**INSTRUCTION**:
Gather up the lines that contain "duration".

(begin)

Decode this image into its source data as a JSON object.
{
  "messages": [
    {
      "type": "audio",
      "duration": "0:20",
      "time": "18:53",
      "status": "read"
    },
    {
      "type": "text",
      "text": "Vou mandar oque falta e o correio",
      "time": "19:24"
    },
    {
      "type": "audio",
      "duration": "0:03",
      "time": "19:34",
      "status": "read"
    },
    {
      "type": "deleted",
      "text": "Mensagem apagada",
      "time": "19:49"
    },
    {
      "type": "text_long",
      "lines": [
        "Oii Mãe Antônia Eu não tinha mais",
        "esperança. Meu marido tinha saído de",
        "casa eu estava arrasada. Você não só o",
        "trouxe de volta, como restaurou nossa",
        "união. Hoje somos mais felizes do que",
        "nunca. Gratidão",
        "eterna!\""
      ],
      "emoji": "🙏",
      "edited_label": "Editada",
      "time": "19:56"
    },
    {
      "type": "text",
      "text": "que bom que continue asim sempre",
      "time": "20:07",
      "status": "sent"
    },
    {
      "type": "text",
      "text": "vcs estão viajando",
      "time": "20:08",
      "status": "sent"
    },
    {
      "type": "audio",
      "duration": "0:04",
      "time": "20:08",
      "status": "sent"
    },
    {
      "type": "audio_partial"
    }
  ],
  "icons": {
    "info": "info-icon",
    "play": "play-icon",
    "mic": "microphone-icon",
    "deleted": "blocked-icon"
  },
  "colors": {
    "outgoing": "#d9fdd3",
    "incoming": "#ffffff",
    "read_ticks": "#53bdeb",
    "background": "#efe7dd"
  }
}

(end)

**IN RESPONSE**:
      "duration": "0:20",
      "duration": "0:03",
      "duration": "0:04",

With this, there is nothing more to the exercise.